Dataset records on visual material
------------------------------

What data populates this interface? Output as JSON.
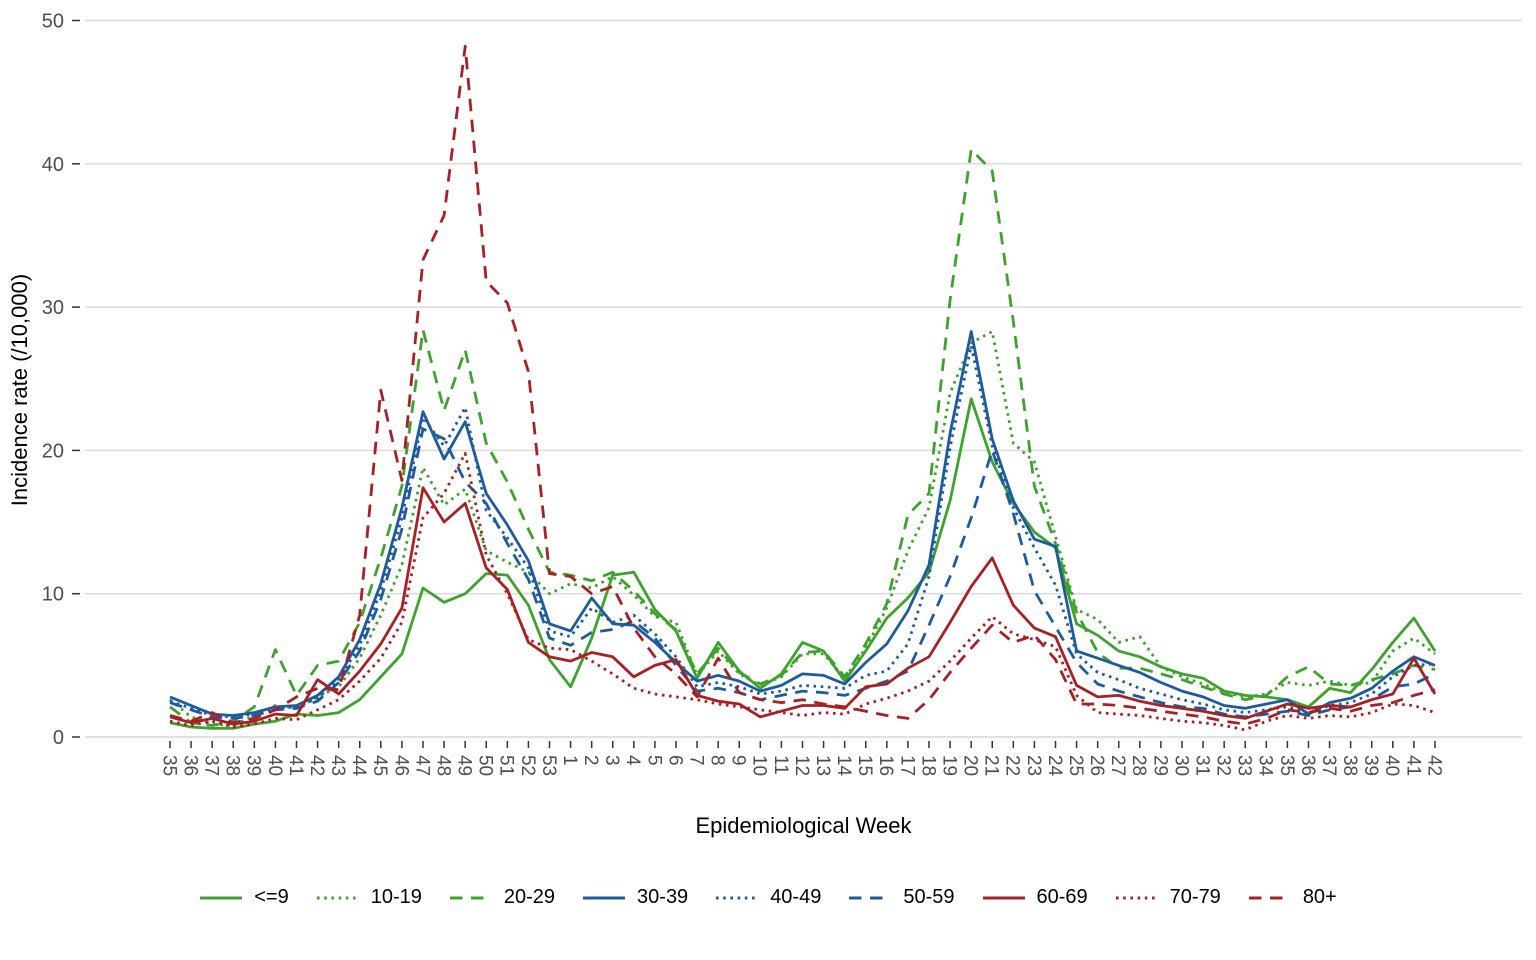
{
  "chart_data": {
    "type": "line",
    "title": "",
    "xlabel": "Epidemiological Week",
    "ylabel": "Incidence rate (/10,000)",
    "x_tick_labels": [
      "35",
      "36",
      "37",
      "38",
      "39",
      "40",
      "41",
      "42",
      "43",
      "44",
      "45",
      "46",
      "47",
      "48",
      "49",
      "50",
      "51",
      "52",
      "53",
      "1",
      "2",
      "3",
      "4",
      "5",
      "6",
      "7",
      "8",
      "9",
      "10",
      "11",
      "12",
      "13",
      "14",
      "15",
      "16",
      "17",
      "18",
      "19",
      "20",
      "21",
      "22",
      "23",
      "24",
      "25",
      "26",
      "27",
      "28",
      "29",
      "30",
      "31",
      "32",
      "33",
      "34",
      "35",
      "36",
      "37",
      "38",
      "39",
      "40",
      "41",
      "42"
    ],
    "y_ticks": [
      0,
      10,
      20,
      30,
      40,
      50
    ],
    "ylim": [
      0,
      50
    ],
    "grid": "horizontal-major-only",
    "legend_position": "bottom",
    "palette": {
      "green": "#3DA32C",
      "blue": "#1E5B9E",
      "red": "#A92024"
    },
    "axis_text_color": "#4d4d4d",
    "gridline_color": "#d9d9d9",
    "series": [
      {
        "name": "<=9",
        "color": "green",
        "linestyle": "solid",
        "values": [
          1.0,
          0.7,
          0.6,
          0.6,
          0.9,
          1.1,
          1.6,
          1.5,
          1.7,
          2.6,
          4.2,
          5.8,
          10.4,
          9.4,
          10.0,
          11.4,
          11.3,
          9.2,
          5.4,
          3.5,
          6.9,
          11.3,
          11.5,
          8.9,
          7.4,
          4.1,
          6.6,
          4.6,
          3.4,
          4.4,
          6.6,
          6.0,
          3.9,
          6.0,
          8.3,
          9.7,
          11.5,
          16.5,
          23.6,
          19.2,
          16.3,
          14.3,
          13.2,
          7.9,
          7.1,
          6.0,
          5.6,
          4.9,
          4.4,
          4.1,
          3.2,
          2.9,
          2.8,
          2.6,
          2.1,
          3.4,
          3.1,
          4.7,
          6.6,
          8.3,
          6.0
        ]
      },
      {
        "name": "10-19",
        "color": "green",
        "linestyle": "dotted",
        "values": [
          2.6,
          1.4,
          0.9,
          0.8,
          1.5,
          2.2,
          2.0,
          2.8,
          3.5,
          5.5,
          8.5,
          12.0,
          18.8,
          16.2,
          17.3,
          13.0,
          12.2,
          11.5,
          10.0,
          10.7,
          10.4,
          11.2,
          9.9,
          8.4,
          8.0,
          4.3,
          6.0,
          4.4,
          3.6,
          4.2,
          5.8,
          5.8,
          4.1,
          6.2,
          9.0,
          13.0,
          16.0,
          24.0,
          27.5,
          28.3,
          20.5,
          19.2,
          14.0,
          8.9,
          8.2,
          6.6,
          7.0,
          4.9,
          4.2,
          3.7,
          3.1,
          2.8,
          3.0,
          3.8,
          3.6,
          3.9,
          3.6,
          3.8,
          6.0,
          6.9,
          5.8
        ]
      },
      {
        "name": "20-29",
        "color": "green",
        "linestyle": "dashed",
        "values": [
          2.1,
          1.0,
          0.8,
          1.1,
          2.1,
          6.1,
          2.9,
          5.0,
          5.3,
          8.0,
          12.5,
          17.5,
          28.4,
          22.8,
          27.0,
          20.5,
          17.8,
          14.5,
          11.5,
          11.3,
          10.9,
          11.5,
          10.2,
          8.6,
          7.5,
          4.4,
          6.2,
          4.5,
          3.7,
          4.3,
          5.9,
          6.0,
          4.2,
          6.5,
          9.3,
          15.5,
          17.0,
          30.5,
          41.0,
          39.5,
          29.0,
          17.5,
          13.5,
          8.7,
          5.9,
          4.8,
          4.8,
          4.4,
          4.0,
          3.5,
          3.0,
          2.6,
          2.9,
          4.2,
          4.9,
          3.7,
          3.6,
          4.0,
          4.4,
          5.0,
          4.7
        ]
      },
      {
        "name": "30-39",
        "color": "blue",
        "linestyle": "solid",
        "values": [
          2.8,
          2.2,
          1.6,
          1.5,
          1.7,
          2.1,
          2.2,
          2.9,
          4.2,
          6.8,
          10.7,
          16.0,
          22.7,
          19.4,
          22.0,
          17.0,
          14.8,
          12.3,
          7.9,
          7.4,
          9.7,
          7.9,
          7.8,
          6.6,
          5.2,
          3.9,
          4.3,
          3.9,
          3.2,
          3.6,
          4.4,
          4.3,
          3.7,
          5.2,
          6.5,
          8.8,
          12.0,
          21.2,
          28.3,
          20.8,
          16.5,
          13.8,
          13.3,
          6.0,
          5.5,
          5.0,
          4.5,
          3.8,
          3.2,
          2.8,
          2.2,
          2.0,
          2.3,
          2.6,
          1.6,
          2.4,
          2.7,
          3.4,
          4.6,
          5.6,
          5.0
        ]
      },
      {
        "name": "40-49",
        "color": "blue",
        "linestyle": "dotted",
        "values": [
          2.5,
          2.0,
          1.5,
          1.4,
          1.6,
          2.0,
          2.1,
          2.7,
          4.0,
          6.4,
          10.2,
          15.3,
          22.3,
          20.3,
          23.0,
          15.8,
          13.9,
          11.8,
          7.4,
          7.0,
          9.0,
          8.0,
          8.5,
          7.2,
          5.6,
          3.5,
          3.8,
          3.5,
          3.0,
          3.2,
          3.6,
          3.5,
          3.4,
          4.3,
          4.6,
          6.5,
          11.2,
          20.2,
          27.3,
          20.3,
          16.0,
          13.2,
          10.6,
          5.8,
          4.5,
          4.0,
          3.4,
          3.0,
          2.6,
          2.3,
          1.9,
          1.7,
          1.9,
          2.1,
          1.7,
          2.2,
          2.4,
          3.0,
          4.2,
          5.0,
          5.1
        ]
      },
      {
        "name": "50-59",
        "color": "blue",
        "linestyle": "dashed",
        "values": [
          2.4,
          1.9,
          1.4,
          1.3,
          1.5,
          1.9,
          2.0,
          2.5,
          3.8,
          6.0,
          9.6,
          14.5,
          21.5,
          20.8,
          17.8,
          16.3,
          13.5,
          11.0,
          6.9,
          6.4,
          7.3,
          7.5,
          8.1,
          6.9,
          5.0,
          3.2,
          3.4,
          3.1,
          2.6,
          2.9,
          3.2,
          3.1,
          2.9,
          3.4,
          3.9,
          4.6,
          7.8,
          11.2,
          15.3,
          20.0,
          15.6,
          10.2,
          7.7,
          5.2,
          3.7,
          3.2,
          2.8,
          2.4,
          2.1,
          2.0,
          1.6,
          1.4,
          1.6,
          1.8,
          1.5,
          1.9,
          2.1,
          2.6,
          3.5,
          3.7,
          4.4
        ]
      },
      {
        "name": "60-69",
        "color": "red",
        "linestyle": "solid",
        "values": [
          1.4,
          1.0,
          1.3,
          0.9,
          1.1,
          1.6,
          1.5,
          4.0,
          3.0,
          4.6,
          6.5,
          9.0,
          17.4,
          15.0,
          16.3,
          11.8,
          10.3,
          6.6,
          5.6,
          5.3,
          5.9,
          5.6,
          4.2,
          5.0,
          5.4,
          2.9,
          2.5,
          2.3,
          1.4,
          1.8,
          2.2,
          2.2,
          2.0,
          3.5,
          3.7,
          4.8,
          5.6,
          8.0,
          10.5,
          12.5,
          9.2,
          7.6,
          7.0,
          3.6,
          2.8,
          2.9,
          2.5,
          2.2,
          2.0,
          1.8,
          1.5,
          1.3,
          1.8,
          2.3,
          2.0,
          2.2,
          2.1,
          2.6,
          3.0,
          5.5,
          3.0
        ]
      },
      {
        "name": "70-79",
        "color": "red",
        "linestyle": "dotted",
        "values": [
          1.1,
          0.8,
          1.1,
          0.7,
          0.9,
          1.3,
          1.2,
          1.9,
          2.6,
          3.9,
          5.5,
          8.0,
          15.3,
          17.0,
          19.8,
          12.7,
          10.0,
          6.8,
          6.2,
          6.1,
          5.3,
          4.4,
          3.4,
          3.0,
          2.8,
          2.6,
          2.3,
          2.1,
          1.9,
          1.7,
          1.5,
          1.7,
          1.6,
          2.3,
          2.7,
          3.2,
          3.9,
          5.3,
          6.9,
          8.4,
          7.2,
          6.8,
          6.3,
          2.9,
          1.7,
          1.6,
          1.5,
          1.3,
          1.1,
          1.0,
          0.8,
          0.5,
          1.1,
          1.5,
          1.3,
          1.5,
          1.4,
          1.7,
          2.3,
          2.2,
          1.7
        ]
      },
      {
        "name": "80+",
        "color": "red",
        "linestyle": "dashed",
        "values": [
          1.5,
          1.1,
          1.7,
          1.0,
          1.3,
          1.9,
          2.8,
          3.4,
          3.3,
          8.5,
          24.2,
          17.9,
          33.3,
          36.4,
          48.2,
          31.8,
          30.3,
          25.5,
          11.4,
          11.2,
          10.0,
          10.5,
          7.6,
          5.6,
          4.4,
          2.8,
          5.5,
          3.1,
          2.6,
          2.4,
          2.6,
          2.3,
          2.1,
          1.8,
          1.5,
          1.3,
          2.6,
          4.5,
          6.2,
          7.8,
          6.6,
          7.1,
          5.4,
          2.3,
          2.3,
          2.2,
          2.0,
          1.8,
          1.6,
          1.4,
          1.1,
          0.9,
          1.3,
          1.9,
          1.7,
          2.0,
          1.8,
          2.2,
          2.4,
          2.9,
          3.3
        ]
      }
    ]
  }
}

------------------------------

**Work to complete**
Copy every line of the material in which the word "name" occurs.

**Right answer**
        "name": "<=9",
        "name": "10-19",
        "name": "20-29",
        "name": "30-39",
        "name": "40-49",
        "name": "50-59",
        "name": "60-69",
        "name": "70-79",
        "name": "80+",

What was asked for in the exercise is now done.